• Your task: Count the lines in the entries below that contain the string "like", treating uppercase and lowercase as different. Give only the number.

★ ★ ★

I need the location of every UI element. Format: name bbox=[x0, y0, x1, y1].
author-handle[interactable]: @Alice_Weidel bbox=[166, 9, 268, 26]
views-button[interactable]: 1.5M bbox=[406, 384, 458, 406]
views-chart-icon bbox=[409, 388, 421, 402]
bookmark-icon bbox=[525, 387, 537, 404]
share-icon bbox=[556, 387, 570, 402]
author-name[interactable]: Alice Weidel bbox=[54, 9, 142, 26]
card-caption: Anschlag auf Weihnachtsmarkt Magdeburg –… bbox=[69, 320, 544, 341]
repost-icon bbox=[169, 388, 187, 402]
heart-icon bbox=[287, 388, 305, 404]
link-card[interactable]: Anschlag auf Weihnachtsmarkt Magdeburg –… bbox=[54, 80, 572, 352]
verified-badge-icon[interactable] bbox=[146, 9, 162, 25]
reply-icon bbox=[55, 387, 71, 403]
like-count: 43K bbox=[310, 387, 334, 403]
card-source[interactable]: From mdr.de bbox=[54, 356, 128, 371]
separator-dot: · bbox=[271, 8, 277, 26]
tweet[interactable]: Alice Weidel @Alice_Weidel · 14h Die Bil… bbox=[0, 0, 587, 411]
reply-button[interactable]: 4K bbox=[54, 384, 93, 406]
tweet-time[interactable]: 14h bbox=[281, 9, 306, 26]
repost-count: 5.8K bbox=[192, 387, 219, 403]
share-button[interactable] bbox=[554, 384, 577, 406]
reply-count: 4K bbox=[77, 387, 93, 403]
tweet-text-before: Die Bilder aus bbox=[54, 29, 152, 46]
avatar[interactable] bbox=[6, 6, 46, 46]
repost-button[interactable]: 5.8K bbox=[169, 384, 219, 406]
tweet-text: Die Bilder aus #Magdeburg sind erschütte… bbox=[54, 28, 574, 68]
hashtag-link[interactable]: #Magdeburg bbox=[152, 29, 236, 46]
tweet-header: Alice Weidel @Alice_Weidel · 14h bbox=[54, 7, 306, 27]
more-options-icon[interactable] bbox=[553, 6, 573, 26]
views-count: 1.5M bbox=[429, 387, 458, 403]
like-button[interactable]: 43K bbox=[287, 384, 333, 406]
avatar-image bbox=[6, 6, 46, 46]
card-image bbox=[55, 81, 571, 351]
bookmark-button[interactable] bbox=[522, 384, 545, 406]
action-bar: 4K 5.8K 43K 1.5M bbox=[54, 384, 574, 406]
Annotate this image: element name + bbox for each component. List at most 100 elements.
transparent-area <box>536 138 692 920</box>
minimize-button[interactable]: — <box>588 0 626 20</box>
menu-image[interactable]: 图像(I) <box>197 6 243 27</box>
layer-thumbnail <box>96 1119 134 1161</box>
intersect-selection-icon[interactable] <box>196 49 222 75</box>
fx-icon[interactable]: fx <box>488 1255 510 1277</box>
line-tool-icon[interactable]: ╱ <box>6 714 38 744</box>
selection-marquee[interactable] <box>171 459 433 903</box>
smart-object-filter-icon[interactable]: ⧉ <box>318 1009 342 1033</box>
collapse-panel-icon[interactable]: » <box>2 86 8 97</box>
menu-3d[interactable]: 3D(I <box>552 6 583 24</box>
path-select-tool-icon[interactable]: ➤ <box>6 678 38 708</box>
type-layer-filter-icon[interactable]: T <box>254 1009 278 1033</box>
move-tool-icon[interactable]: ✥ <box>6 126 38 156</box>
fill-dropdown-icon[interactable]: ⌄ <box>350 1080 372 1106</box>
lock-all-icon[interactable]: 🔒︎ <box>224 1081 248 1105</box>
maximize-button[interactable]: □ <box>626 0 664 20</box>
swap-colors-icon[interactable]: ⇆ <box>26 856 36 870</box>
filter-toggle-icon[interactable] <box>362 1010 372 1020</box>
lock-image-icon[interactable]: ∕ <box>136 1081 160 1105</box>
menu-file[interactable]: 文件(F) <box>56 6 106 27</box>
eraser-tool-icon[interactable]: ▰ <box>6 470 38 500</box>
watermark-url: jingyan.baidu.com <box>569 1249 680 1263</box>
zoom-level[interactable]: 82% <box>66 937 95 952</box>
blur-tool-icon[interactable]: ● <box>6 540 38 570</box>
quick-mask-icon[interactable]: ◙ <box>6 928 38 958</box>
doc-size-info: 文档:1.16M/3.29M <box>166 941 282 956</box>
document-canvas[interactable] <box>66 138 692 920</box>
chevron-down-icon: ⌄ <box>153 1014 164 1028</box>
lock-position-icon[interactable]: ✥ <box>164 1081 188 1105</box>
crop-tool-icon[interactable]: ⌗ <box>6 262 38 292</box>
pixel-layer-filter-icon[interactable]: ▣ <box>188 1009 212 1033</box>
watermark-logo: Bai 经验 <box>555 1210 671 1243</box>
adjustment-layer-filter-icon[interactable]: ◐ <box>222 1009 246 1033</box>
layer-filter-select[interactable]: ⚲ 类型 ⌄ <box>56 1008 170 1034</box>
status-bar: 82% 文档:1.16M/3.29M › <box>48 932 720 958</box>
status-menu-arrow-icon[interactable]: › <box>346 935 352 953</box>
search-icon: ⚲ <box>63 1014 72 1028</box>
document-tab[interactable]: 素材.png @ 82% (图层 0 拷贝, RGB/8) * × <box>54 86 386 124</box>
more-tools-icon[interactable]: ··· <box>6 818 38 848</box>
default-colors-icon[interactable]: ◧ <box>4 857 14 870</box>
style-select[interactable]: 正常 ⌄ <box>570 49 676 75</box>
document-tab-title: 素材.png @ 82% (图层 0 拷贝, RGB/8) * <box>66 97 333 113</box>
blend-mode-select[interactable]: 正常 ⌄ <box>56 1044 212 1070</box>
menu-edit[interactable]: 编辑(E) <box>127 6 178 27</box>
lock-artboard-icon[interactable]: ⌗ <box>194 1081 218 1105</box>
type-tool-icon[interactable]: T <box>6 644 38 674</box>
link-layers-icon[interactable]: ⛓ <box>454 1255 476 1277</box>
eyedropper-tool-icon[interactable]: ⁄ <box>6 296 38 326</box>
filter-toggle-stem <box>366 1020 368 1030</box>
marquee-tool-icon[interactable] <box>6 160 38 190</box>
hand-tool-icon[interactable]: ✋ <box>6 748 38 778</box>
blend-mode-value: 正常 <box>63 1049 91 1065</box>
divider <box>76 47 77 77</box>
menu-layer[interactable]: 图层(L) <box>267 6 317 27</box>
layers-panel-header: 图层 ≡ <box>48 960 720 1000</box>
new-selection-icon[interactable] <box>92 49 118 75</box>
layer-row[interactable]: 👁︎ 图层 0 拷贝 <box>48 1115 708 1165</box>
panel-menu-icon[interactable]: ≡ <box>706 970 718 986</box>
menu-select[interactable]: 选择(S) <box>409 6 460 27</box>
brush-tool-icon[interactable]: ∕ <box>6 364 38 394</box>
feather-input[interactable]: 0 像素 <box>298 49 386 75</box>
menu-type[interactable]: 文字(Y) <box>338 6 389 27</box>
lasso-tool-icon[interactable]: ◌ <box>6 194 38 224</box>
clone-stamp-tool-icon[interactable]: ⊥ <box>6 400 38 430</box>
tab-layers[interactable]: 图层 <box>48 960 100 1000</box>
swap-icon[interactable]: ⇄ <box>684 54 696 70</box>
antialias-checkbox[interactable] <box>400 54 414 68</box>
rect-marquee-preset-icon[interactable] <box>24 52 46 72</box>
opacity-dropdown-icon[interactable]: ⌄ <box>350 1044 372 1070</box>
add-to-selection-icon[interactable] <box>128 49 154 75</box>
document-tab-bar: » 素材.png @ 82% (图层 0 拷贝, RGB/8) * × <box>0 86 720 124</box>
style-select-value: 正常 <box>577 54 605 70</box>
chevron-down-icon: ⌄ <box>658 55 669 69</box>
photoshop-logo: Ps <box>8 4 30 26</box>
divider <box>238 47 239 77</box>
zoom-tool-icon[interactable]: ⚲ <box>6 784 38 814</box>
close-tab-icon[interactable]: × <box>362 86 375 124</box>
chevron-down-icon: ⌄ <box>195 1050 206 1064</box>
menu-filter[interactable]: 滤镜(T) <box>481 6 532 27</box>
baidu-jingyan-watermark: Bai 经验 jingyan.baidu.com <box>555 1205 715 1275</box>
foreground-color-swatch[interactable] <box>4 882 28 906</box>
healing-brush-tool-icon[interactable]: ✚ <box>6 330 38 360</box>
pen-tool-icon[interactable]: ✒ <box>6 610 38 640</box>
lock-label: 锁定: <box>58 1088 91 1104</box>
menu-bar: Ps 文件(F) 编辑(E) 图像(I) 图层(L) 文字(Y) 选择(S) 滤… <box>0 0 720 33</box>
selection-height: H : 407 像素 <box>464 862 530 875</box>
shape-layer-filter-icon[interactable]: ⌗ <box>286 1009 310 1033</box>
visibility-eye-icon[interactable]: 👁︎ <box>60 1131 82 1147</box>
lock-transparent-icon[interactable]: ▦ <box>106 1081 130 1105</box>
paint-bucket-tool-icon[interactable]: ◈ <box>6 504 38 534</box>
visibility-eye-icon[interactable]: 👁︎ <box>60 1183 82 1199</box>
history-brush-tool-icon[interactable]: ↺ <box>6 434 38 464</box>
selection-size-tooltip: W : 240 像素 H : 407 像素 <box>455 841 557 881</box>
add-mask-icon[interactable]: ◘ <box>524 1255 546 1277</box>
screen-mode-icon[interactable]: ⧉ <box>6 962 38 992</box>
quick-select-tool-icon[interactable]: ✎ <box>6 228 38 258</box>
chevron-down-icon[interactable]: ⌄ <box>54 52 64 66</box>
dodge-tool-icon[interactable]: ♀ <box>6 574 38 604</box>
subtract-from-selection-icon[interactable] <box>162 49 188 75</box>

★ ★ ★

• Task result: 2